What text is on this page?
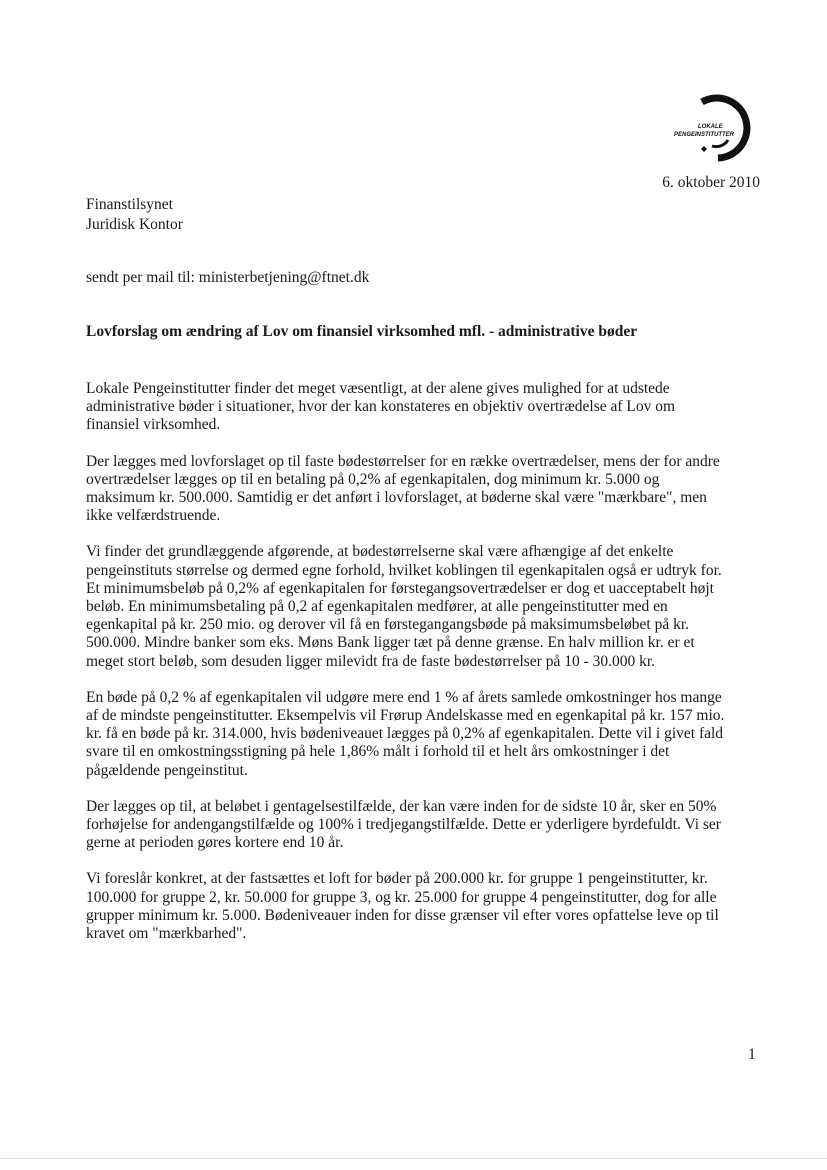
LOKALE
PENGEINSTITUTTER
6. oktober 2010
Finanstilsynet
Juridisk Kontor
sendt per mail til: ministerbetjening@ftnet.dk
Lovforslag om ændring af Lov om finansiel virksomhed mfl. - administrative bøder
Lokale Pengeinstitutter finder det meget væsentligt, at der alene gives mulighed for at udstede
administrative bøder i situationer, hvor der kan konstateres en objektiv overtrædelse af Lov om
finansiel virksomhed.
Der lægges med lovforslaget op til faste bødestørrelser for en række overtrædelser, mens der for andre
overtrædelser lægges op til en betaling på 0,2% af egenkapitalen, dog minimum kr. 5.000 og
maksimum kr. 500.000. Samtidig er det anført i lovforslaget, at bøderne skal være "mærkbare", men
ikke velfærdstruende.
Vi finder det grundlæggende afgørende, at bødestørrelserne skal være afhængige af det enkelte
pengeinstituts størrelse og dermed egne forhold, hvilket koblingen til egenkapitalen også er udtryk for.
Et minimumsbeløb på 0,2% af egenkapitalen for førstegangsovertrædelser er dog et uacceptabelt højt
beløb. En minimumsbetaling på 0,2 af egenkapitalen medfører, at alle pengeinstitutter med en
egenkapital på kr. 250 mio. og derover vil få en førstegangangsbøde på maksimumsbeløbet på kr.
500.000. Mindre banker som eks. Møns Bank ligger tæt på denne grænse. En halv million kr. er et
meget stort beløb, som desuden ligger milevidt fra de faste bødestørrelser på 10 - 30.000 kr.
En bøde på 0,2 % af egenkapitalen vil udgøre mere end 1 % af årets samlede omkostninger hos mange
af de mindste pengeinstitutter. Eksempelvis vil Frørup Andelskasse med en egenkapital på kr. 157 mio.
kr. få en bøde på kr. 314.000, hvis bødeniveauet lægges på 0,2% af egenkapitalen. Dette vil i givet fald
svare til en omkostningsstigning på hele 1,86% målt i forhold til et helt års omkostninger i det
pågældende pengeinstitut.
Der lægges op til, at beløbet i gentagelsestilfælde, der kan være inden for de sidste 10 år, sker en 50%
forhøjelse for andengangstilfælde og 100% i tredjegangstilfælde. Dette er yderligere byrdefuldt. Vi ser
gerne at perioden gøres kortere end 10 år.
Vi foreslår konkret, at der fastsættes et loft for bøder på 200.000 kr. for gruppe 1 pengeinstitutter, kr.
100.000 for gruppe 2, kr. 50.000 for gruppe 3, og kr. 25.000 for gruppe 4 pengeinstitutter, dog for alle
grupper minimum kr. 5.000. Bødeniveauer inden for disse grænser vil efter vores opfattelse leve op til
kravet om "mærkbarhed".
1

# # # # #

* _REQUIRED WORK_
In your copy of the records, include no pictures; repeat everything else exactly.

* _FULL SOLUTION_
What text is on this page?
LOKALE
PENGEINSTITUTTER
6. oktober 2010
Finanstilsynet
Juridisk Kontor
sendt per mail til: ministerbetjening@ftnet.dk
Lovforslag om ændring af Lov om finansiel virksomhed mfl. - administrative bøder
Lokale Pengeinstitutter finder det meget væsentligt, at der alene gives mulighed for at udstede
administrative bøder i situationer, hvor der kan konstateres en objektiv overtrædelse af Lov om
finansiel virksomhed.
Der lægges med lovforslaget op til faste bødestørrelser for en række overtrædelser, mens der for andre
overtrædelser lægges op til en betaling på 0,2% af egenkapitalen, dog minimum kr. 5.000 og
maksimum kr. 500.000. Samtidig er det anført i lovforslaget, at bøderne skal være "mærkbare", men
ikke velfærdstruende.
Vi finder det grundlæggende afgørende, at bødestørrelserne skal være afhængige af det enkelte
pengeinstituts størrelse og dermed egne forhold, hvilket koblingen til egenkapitalen også er udtryk for.
Et minimumsbeløb på 0,2% af egenkapitalen for førstegangsovertrædelser er dog et uacceptabelt højt
beløb. En minimumsbetaling på 0,2 af egenkapitalen medfører, at alle pengeinstitutter med en
egenkapital på kr. 250 mio. og derover vil få en førstegangangsbøde på maksimumsbeløbet på kr.
500.000. Mindre banker som eks. Møns Bank ligger tæt på denne grænse. En halv million kr. er et
meget stort beløb, som desuden ligger milevidt fra de faste bødestørrelser på 10 - 30.000 kr.
En bøde på 0,2 % af egenkapitalen vil udgøre mere end 1 % af årets samlede omkostninger hos mange
af de mindste pengeinstitutter. Eksempelvis vil Frørup Andelskasse med en egenkapital på kr. 157 mio.
kr. få en bøde på kr. 314.000, hvis bødeniveauet lægges på 0,2% af egenkapitalen. Dette vil i givet fald
svare til en omkostningsstigning på hele 1,86% målt i forhold til et helt års omkostninger i det
pågældende pengeinstitut.
Der lægges op til, at beløbet i gentagelsestilfælde, der kan være inden for de sidste 10 år, sker en 50%
forhøjelse for andengangstilfælde og 100% i tredjegangstilfælde. Dette er yderligere byrdefuldt. Vi ser
gerne at perioden gøres kortere end 10 år.
Vi foreslår konkret, at der fastsættes et loft for bøder på 200.000 kr. for gruppe 1 pengeinstitutter, kr.
100.000 for gruppe 2, kr. 50.000 for gruppe 3, og kr. 25.000 for gruppe 4 pengeinstitutter, dog for alle
grupper minimum kr. 5.000. Bødeniveauer inden for disse grænser vil efter vores opfattelse leve op til
kravet om "mærkbarhed".
1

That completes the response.